◆ Record list
* * * * * * *
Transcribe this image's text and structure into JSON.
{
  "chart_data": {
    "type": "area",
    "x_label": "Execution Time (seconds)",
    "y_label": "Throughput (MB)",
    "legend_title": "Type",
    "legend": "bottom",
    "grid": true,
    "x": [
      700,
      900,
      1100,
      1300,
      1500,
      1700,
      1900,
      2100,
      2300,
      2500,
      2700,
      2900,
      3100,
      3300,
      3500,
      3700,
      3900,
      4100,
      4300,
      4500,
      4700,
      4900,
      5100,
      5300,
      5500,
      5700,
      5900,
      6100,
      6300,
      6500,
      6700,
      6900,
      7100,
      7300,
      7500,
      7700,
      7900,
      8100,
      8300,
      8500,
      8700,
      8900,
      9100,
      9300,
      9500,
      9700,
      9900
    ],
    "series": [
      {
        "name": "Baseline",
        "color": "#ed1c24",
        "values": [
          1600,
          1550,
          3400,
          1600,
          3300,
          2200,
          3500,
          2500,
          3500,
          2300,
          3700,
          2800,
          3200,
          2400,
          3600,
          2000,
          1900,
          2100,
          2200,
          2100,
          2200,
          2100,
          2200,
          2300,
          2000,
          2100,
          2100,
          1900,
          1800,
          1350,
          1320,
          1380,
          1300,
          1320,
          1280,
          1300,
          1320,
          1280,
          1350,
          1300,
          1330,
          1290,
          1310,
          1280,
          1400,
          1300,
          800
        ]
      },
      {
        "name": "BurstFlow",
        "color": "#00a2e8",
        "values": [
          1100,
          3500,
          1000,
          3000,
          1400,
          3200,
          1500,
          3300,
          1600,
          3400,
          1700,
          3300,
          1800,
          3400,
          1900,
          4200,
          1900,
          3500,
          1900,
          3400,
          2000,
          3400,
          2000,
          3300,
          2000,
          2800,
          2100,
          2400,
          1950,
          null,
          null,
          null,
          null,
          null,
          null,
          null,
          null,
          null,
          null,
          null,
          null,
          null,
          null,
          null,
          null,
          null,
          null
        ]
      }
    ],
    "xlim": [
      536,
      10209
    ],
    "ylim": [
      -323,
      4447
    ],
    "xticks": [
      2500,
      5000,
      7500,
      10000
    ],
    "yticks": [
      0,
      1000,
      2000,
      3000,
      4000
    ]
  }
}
* * * * * * *
◆ Task details
Every line above should be retyped exactly as given.

◆ Written reply
Transcribe this image's text and structure into JSON.
{
  "chart_data": {
    "type": "area",
    "x_label": "Execution Time (seconds)",
    "y_label": "Throughput (MB)",
    "legend_title": "Type",
    "legend": "bottom",
    "grid": true,
    "x": [
      700,
      900,
      1100,
      1300,
      1500,
      1700,
      1900,
      2100,
      2300,
      2500,
      2700,
      2900,
      3100,
      3300,
      3500,
      3700,
      3900,
      4100,
      4300,
      4500,
      4700,
      4900,
      5100,
      5300,
      5500,
      5700,
      5900,
      6100,
      6300,
      6500,
      6700,
      6900,
      7100,
      7300,
      7500,
      7700,
      7900,
      8100,
      8300,
      8500,
      8700,
      8900,
      9100,
      9300,
      9500,
      9700,
      9900
    ],
    "series": [
      {
        "name": "Baseline",
        "color": "#ed1c24",
        "values": [
          1600,
          1550,
          3400,
          1600,
          3300,
          2200,
          3500,
          2500,
          3500,
          2300,
          3700,
          2800,
          3200,
          2400,
          3600,
          2000,
          1900,
          2100,
          2200,
          2100,
          2200,
          2100,
          2200,
          2300,
          2000,
          2100,
          2100,
          1900,
          1800,
          1350,
          1320,
          1380,
          1300,
          1320,
          1280,
          1300,
          1320,
          1280,
          1350,
          1300,
          1330,
          1290,
          1310,
          1280,
          1400,
          1300,
          800
        ]
      },
      {
        "name": "BurstFlow",
        "color": "#00a2e8",
        "values": [
          1100,
          3500,
          1000,
          3000,
          1400,
          3200,
          1500,
          3300,
          1600,
          3400,
          1700,
          3300,
          1800,
          3400,
          1900,
          4200,
          1900,
          3500,
          1900,
          3400,
          2000,
          3400,
          2000,
          3300,
          2000,
          2800,
          2100,
          2400,
          1950,
          null,
          null,
          null,
          null,
          null,
          null,
          null,
          null,
          null,
          null,
          null,
          null,
          null,
          null,
          null,
          null,
          null,
          null
        ]
      }
    ],
    "xlim": [
      536,
      10209
    ],
    "ylim": [
      -323,
      4447
    ],
    "xticks": [
      2500,
      5000,
      7500,
      10000
    ],
    "yticks": [
      0,
      1000,
      2000,
      3000,
      4000
    ]
  }
}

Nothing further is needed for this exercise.